- [Your objective]:
Return the count of lines that hold the string "eyebrow", with no other words.

Dataset records:
****************************************

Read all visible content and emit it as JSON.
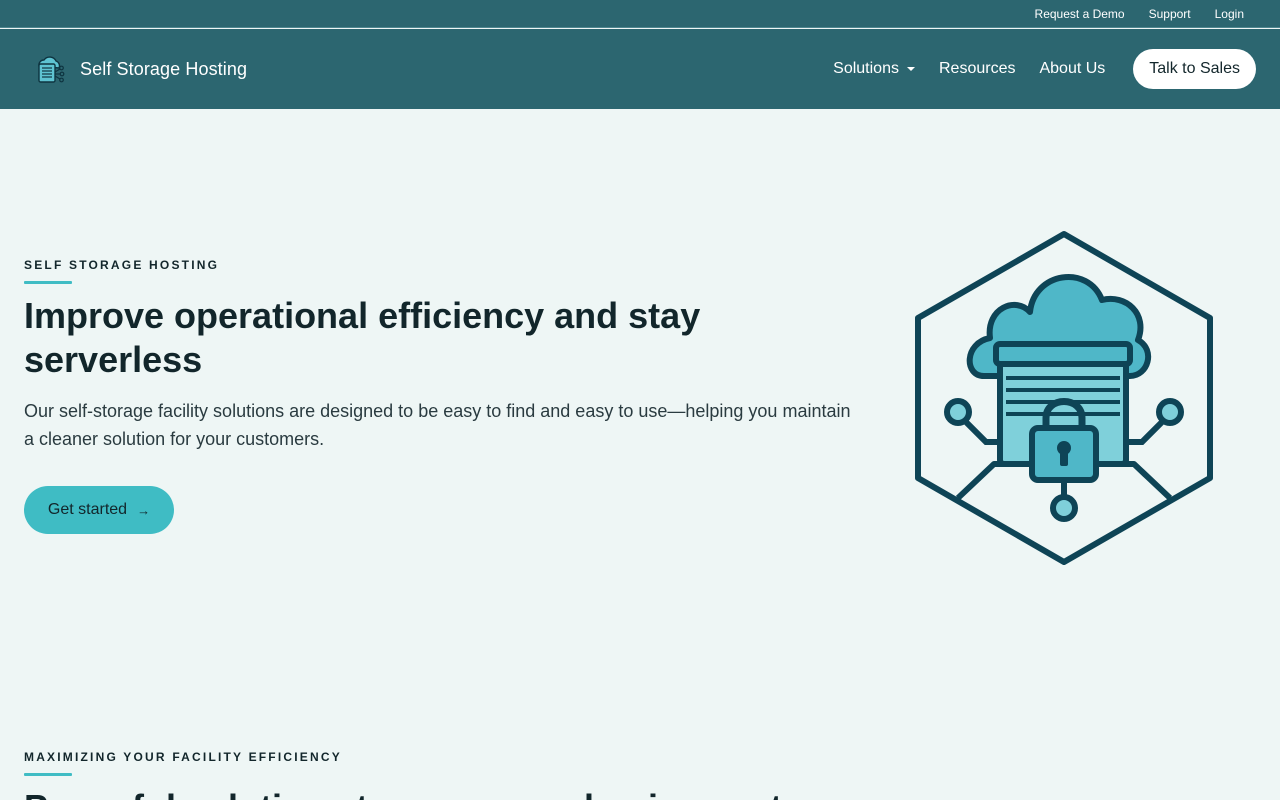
{
  "utility_nav": {
    "request_demo": "Request a Demo",
    "support": "Support",
    "login": "Login"
  },
  "header": {
    "brand_name": "Self Storage Hosting",
    "logo_icon": "cloud-storage-icon",
    "nav": {
      "solutions": "Solutions",
      "resources": "Resources",
      "about": "About Us"
    },
    "cta": "Talk to Sales"
  },
  "hero": {
    "eyebrow": "SELF STORAGE HOSTING",
    "title": "Improve operational efficiency and stay serverless",
    "description": "Our self-storage facility solutions are designed to be easy to find and easy to use—helping you maintain a cleaner solution for your customers.",
    "cta_label": "Get started",
    "cta_icon": "arrow-right-icon",
    "illustration_icon": "secure-cloud-storage-icon"
  },
  "section_two": {
    "eyebrow": "MAXIMIZING YOUR FACILITY EFFICIENCY",
    "title": "Powerful solutions to grow your business at"
  },
  "colors": {
    "header_bg": "#2c6670",
    "page_bg": "#eef6f5",
    "accent": "#3fbcc4",
    "illustration_stroke": "#0e4456",
    "illustration_fill": "#4fb7c8",
    "text_dark": "#12262b"
  }
}
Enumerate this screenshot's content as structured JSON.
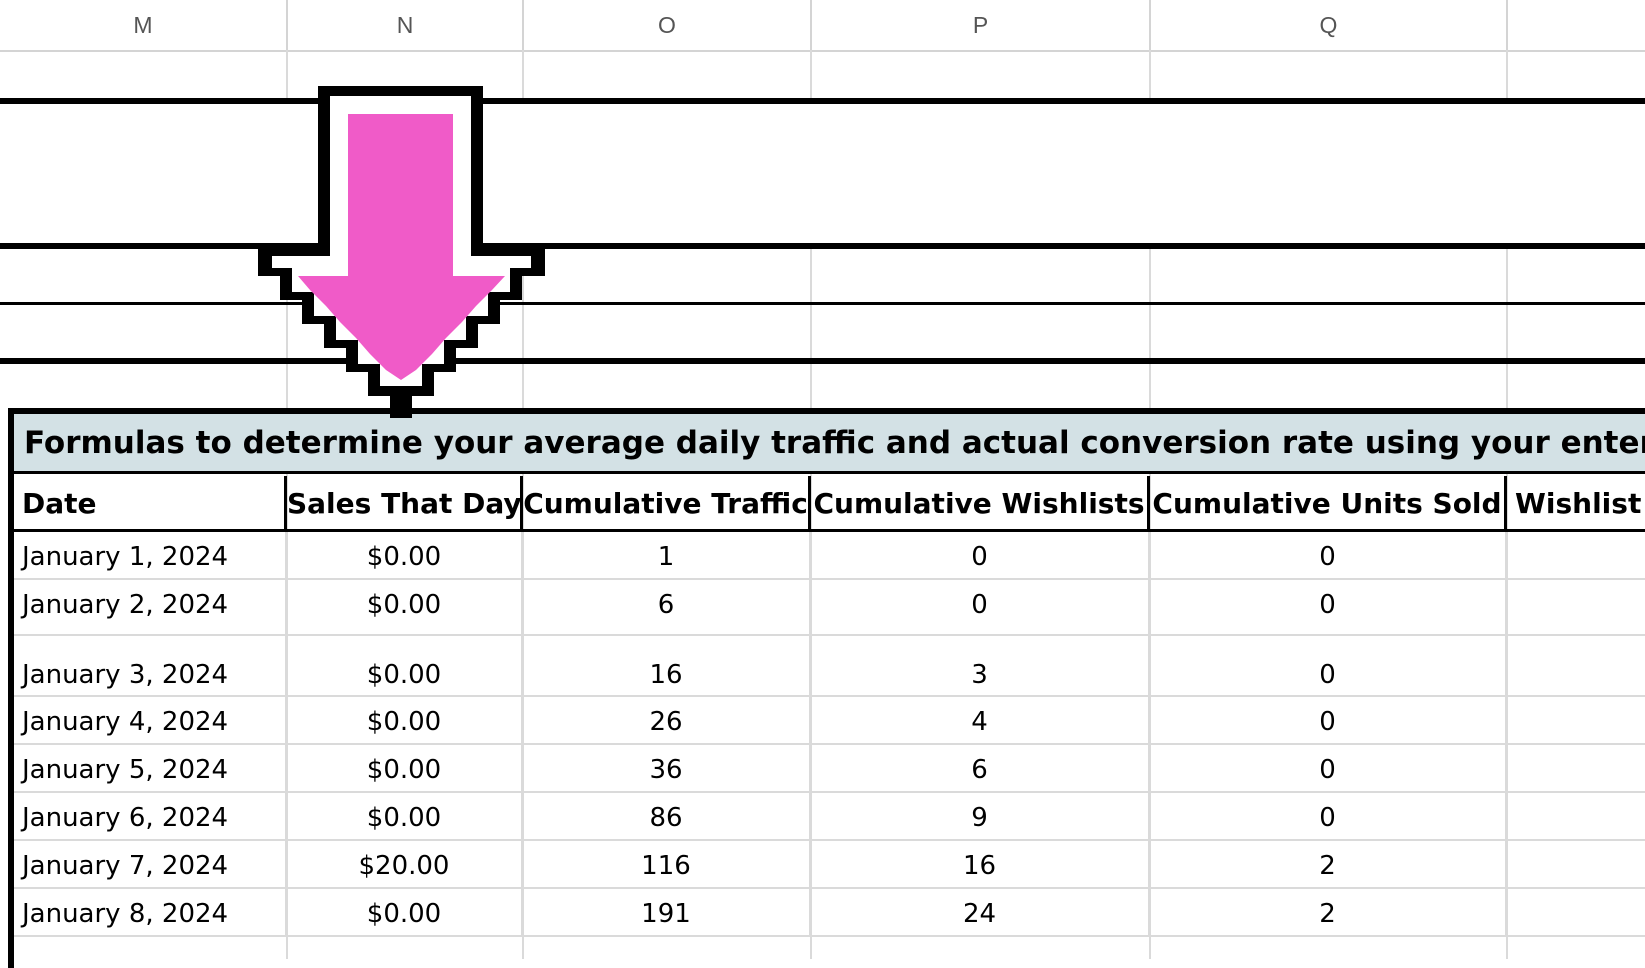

****************************************

- [Solution]:
2